───── Information provided ─────

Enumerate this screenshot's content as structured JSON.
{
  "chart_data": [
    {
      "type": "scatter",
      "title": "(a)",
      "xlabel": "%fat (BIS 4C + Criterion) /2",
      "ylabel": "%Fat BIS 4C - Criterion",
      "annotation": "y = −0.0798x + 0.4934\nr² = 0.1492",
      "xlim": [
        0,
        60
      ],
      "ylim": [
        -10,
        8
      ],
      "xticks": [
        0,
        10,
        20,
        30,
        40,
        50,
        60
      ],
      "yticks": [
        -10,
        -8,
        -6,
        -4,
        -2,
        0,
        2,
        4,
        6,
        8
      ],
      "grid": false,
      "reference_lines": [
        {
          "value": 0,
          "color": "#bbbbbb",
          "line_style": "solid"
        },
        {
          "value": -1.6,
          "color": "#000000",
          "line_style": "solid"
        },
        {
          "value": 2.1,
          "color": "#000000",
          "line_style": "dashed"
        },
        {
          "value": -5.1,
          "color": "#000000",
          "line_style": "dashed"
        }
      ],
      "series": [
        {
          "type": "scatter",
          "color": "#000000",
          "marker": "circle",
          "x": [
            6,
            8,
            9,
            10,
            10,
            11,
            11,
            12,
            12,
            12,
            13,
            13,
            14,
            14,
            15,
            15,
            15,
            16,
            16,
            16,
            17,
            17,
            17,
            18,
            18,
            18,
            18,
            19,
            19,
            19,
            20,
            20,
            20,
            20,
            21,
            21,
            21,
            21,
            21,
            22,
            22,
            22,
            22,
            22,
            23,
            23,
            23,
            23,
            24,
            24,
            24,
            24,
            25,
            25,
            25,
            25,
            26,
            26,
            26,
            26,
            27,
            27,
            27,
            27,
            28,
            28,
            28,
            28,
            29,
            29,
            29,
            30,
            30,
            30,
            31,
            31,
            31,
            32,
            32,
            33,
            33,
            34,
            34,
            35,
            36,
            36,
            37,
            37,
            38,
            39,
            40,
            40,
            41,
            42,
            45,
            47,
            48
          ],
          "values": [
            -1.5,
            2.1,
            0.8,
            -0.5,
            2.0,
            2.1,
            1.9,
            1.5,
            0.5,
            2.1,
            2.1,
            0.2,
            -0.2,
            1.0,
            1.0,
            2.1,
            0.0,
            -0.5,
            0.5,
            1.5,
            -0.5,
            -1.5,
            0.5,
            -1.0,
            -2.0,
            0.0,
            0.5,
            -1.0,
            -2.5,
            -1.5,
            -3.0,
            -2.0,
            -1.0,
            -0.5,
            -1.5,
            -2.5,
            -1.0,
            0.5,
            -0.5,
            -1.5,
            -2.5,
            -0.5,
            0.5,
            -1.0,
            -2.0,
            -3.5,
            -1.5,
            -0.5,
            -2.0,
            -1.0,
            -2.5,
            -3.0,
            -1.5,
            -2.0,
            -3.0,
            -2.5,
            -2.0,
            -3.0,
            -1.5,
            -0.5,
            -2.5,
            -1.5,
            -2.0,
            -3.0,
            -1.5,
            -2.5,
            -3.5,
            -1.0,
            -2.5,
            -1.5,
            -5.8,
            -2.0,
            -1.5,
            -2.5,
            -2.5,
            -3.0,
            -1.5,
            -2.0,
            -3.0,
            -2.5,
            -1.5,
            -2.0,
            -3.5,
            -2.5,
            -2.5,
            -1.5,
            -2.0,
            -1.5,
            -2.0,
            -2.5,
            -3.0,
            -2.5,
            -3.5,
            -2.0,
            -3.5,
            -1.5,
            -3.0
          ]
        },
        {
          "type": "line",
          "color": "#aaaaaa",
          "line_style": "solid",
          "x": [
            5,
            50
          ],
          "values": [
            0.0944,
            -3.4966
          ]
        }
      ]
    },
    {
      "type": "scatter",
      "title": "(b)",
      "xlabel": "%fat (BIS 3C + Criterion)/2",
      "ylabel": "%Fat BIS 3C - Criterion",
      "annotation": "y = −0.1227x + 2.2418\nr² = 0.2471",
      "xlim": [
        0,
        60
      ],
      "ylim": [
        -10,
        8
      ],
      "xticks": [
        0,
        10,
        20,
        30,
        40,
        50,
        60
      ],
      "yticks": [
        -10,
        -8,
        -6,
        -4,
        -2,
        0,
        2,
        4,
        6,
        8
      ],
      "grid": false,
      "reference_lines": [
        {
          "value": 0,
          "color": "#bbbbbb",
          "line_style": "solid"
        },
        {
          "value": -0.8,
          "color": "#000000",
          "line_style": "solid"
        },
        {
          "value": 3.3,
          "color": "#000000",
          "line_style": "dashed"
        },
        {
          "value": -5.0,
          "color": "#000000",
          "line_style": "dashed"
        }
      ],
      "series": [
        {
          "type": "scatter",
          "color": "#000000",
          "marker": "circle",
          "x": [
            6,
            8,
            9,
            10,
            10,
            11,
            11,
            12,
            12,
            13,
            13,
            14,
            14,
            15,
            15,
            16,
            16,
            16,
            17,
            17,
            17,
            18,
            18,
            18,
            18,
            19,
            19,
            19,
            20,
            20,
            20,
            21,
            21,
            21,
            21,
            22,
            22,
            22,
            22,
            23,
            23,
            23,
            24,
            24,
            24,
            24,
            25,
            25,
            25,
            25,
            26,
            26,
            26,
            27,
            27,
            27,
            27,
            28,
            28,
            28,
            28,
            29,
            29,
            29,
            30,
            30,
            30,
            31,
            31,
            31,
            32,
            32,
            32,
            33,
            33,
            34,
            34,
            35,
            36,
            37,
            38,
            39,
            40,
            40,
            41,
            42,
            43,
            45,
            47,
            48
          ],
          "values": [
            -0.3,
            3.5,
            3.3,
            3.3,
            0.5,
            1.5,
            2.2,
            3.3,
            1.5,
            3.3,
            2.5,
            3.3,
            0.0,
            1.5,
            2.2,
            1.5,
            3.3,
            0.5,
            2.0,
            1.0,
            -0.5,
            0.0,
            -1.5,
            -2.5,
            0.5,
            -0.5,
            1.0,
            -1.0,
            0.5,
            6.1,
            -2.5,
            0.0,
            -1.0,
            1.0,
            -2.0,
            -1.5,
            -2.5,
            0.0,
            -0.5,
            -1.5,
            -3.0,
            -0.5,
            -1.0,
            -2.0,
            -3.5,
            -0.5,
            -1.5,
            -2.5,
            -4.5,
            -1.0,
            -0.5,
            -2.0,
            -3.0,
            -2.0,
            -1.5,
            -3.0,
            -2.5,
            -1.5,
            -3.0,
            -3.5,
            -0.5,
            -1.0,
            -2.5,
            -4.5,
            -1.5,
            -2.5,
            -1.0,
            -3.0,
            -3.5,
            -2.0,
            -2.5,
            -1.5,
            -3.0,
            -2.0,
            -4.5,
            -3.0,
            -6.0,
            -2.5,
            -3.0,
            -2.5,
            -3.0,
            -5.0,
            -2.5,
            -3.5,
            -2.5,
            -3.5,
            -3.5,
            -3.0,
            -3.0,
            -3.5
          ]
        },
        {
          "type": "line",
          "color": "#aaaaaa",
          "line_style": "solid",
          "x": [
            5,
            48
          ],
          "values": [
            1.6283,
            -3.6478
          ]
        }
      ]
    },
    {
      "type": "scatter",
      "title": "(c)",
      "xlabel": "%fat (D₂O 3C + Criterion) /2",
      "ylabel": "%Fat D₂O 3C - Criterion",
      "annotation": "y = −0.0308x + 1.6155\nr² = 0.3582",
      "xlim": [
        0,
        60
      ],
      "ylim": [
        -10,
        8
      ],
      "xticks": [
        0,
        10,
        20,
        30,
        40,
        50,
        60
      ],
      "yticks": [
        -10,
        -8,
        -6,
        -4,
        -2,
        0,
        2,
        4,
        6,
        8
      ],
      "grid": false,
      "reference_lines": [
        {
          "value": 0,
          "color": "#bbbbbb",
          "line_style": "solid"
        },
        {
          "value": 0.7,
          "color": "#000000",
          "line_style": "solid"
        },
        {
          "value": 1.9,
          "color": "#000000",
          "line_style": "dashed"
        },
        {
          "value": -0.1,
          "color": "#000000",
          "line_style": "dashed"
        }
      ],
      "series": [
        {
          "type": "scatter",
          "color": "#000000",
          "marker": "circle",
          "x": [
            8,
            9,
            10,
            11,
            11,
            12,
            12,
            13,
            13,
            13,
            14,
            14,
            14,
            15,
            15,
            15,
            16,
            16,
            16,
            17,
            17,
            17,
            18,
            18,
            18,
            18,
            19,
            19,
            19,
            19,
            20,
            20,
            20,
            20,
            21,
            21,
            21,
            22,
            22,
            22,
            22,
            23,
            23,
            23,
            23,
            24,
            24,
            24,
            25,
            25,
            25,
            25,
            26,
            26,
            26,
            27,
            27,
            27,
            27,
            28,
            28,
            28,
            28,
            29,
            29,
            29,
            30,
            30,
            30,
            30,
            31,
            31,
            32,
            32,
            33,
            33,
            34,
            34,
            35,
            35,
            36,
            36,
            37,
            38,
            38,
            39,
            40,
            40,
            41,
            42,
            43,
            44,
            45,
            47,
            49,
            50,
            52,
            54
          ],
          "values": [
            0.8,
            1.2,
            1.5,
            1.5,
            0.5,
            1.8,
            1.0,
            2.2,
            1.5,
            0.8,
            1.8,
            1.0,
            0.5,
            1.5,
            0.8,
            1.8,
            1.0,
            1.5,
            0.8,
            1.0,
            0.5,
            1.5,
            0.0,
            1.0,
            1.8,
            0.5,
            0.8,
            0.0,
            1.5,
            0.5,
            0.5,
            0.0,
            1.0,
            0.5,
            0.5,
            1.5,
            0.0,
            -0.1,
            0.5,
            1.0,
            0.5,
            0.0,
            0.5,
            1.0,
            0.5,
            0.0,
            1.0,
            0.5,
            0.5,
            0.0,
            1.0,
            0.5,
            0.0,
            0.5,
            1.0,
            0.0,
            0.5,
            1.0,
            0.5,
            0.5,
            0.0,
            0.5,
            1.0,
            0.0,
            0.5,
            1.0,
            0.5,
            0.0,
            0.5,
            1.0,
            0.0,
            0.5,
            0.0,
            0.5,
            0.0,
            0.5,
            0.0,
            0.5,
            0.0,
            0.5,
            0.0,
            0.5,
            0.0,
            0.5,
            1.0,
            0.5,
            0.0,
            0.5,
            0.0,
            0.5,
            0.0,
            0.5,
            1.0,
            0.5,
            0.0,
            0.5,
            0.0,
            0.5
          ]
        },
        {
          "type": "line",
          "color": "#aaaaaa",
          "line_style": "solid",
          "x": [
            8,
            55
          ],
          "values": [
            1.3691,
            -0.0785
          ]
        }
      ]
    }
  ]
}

─────

▶ Problem
Write out every line of the entries that holds the word "ylabel".

▶ Written solution
      "ylabel": "%Fat BIS 4C - Criterion",
      "ylabel": "%Fat BIS 3C - Criterion",
      "ylabel": "%Fat D₂O 3C - Criterion",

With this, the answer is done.